» WHAT YOU WILL DO
Below is a listing to write out in full, exactly as given, without its pictures.

[Dataset records on visual material]
########

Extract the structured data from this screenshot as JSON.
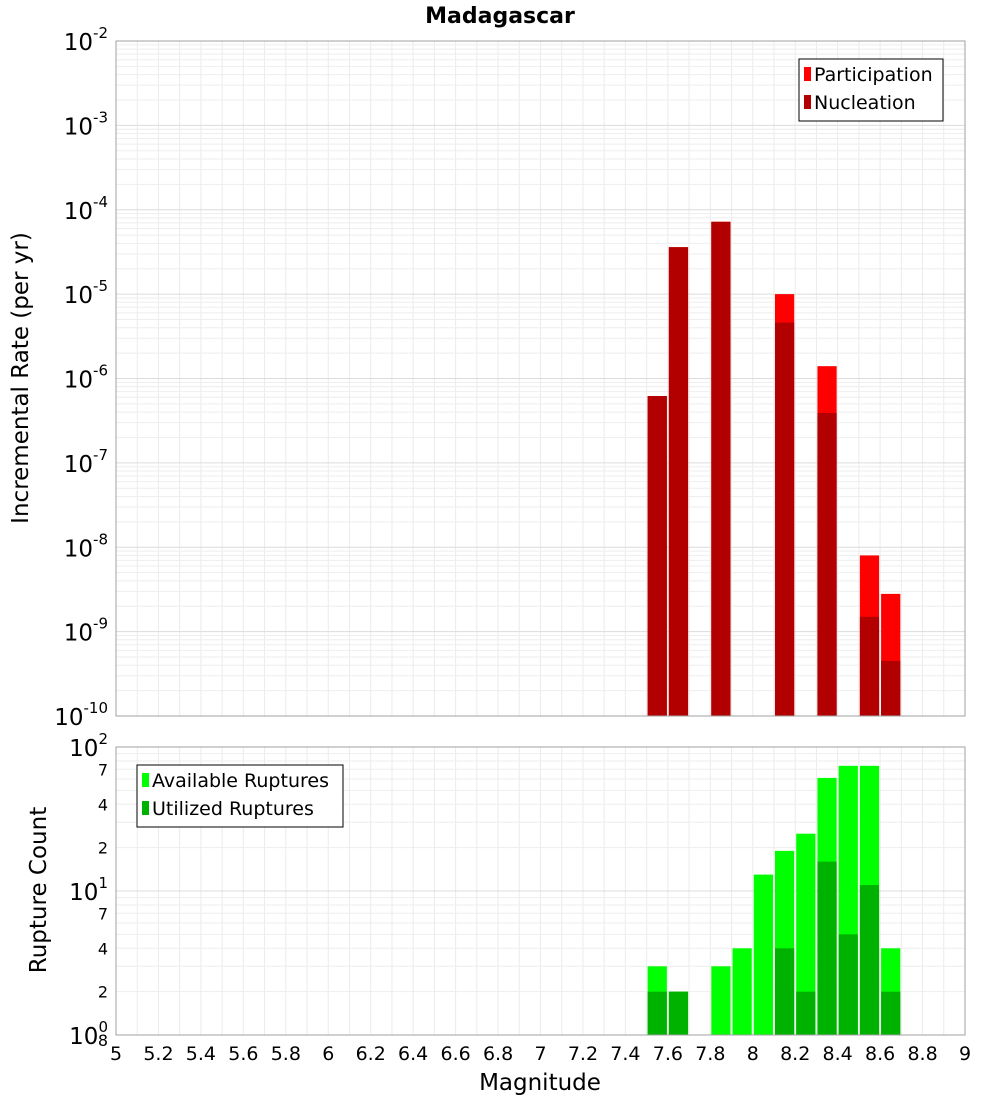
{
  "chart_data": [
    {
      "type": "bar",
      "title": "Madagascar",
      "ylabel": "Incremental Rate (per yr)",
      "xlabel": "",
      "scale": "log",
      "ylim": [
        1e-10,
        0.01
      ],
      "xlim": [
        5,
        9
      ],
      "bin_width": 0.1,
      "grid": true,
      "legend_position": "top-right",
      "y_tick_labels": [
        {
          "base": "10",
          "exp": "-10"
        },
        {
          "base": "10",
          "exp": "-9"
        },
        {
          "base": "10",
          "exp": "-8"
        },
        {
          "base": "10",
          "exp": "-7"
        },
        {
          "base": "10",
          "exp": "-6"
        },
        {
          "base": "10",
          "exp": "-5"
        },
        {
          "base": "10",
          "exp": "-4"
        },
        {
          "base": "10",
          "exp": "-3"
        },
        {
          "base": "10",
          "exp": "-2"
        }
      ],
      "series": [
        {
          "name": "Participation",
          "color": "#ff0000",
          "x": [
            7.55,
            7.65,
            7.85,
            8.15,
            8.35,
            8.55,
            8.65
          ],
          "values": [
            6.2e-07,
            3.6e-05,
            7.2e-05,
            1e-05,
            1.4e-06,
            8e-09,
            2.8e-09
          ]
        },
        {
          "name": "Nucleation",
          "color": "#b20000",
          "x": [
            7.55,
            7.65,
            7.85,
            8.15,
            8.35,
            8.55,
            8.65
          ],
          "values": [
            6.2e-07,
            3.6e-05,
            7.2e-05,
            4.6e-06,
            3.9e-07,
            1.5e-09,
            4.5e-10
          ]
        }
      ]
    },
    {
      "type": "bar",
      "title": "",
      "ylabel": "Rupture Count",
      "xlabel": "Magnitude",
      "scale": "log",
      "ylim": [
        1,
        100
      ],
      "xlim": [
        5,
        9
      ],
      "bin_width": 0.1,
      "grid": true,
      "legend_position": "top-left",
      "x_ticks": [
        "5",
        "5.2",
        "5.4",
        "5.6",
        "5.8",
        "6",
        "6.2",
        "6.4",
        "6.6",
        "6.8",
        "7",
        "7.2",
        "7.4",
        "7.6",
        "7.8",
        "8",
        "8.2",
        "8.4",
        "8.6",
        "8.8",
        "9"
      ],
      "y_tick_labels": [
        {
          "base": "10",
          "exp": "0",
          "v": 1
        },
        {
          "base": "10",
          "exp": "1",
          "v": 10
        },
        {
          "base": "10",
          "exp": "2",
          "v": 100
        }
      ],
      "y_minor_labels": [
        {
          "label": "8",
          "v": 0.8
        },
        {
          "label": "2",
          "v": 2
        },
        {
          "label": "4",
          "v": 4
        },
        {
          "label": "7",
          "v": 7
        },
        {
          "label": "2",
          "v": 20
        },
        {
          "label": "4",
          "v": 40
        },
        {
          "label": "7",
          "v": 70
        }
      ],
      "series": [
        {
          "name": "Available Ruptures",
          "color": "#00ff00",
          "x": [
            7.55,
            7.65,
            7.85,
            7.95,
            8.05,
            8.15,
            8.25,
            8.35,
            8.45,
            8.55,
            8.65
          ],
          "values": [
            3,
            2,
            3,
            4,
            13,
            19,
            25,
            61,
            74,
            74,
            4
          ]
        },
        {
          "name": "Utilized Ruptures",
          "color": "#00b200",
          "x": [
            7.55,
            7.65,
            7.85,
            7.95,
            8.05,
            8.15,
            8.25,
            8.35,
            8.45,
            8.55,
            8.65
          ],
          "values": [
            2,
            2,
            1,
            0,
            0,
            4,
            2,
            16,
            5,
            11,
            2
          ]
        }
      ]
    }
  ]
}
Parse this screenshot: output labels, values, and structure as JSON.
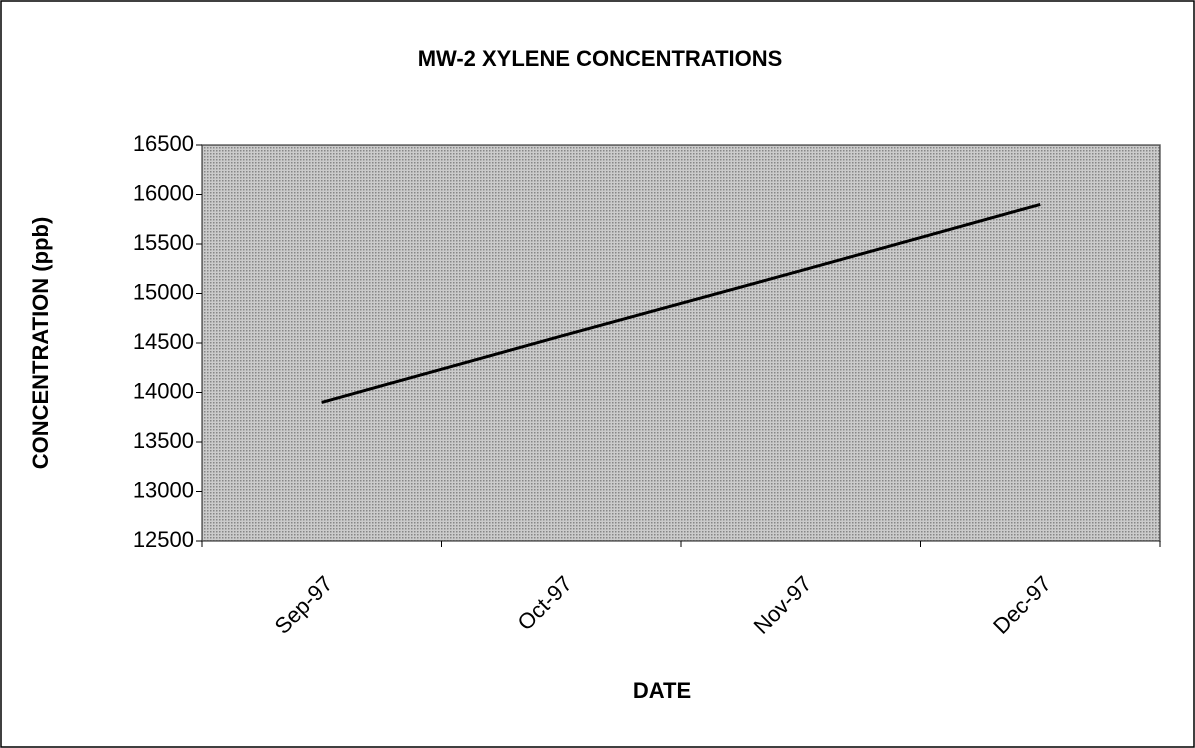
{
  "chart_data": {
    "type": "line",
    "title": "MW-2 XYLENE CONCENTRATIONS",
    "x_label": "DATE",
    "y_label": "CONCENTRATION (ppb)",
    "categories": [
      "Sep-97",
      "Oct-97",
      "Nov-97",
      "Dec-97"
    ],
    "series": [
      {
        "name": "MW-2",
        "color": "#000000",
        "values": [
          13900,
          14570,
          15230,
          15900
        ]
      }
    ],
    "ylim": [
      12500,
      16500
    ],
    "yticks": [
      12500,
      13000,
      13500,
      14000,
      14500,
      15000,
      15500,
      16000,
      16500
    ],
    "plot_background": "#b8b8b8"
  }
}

########

» RESULT OF THE TASK
Extract the structured data from this screenshot as JSON.
{
  "chart_data": [
    {
      "type": "bar",
      "title": "Madagascar",
      "ylabel": "Incremental Rate (per yr)",
      "xlabel": "",
      "scale": "log",
      "ylim": [
        1e-10,
        0.01
      ],
      "xlim": [
        5,
        9
      ],
      "bin_width": 0.1,
      "grid": true,
      "legend_position": "top-right",
      "y_tick_labels": [
        {
          "base": "10",
          "exp": "-10"
        },
        {
          "base": "10",
          "exp": "-9"
        },
        {
          "base": "10",
          "exp": "-8"
        },
        {
          "base": "10",
          "exp": "-7"
        },
        {
          "base": "10",
          "exp": "-6"
        },
        {
          "base": "10",
          "exp": "-5"
        },
        {
          "base": "10",
          "exp": "-4"
        },
        {
          "base": "10",
          "exp": "-3"
        },
        {
          "base": "10",
          "exp": "-2"
        }
      ],
      "series": [
        {
          "name": "Participation",
          "color": "#ff0000",
          "x": [
            7.55,
            7.65,
            7.85,
            8.15,
            8.35,
            8.55,
            8.65
          ],
          "values": [
            6.2e-07,
            3.6e-05,
            7.2e-05,
            1e-05,
            1.4e-06,
            8e-09,
            2.8e-09
          ]
        },
        {
          "name": "Nucleation",
          "color": "#b20000",
          "x": [
            7.55,
            7.65,
            7.85,
            8.15,
            8.35,
            8.55,
            8.65
          ],
          "values": [
            6.2e-07,
            3.6e-05,
            7.2e-05,
            4.6e-06,
            3.9e-07,
            1.5e-09,
            4.5e-10
          ]
        }
      ]
    },
    {
      "type": "bar",
      "title": "",
      "ylabel": "Rupture Count",
      "xlabel": "Magnitude",
      "scale": "log",
      "ylim": [
        1,
        100
      ],
      "xlim": [
        5,
        9
      ],
      "bin_width": 0.1,
      "grid": true,
      "legend_position": "top-left",
      "x_ticks": [
        "5",
        "5.2",
        "5.4",
        "5.6",
        "5.8",
        "6",
        "6.2",
        "6.4",
        "6.6",
        "6.8",
        "7",
        "7.2",
        "7.4",
        "7.6",
        "7.8",
        "8",
        "8.2",
        "8.4",
        "8.6",
        "8.8",
        "9"
      ],
      "y_tick_labels": [
        {
          "base": "10",
          "exp": "0",
          "v": 1
        },
        {
          "base": "10",
          "exp": "1",
          "v": 10
        },
        {
          "base": "10",
          "exp": "2",
          "v": 100
        }
      ],
      "y_minor_labels": [
        {
          "label": "8",
          "v": 0.8
        },
        {
          "label": "2",
          "v": 2
        },
        {
          "label": "4",
          "v": 4
        },
        {
          "label": "7",
          "v": 7
        },
        {
          "label": "2",
          "v": 20
        },
        {
          "label": "4",
          "v": 40
        },
        {
          "label": "7",
          "v": 70
        }
      ],
      "series": [
        {
          "name": "Available Ruptures",
          "color": "#00ff00",
          "x": [
            7.55,
            7.65,
            7.85,
            7.95,
            8.05,
            8.15,
            8.25,
            8.35,
            8.45,
            8.55,
            8.65
          ],
          "values": [
            3,
            2,
            3,
            4,
            13,
            19,
            25,
            61,
            74,
            74,
            4
          ]
        },
        {
          "name": "Utilized Ruptures",
          "color": "#00b200",
          "x": [
            7.55,
            7.65,
            7.85,
            7.95,
            8.05,
            8.15,
            8.25,
            8.35,
            8.45,
            8.55,
            8.65
          ],
          "values": [
            2,
            2,
            1,
            0,
            0,
            4,
            2,
            16,
            5,
            11,
            2
          ]
        }
      ]
    }
  ]
}
Parse this screenshot: output labels, values, and structure as JSON.
{
  "chart_data": {
    "type": "line",
    "title": "MW-2 XYLENE CONCENTRATIONS",
    "x_label": "DATE",
    "y_label": "CONCENTRATION (ppb)",
    "categories": [
      "Sep-97",
      "Oct-97",
      "Nov-97",
      "Dec-97"
    ],
    "series": [
      {
        "name": "MW-2",
        "color": "#000000",
        "values": [
          13900,
          14570,
          15230,
          15900
        ]
      }
    ],
    "ylim": [
      12500,
      16500
    ],
    "yticks": [
      12500,
      13000,
      13500,
      14000,
      14500,
      15000,
      15500,
      16000,
      16500
    ],
    "plot_background": "#b8b8b8"
  }
}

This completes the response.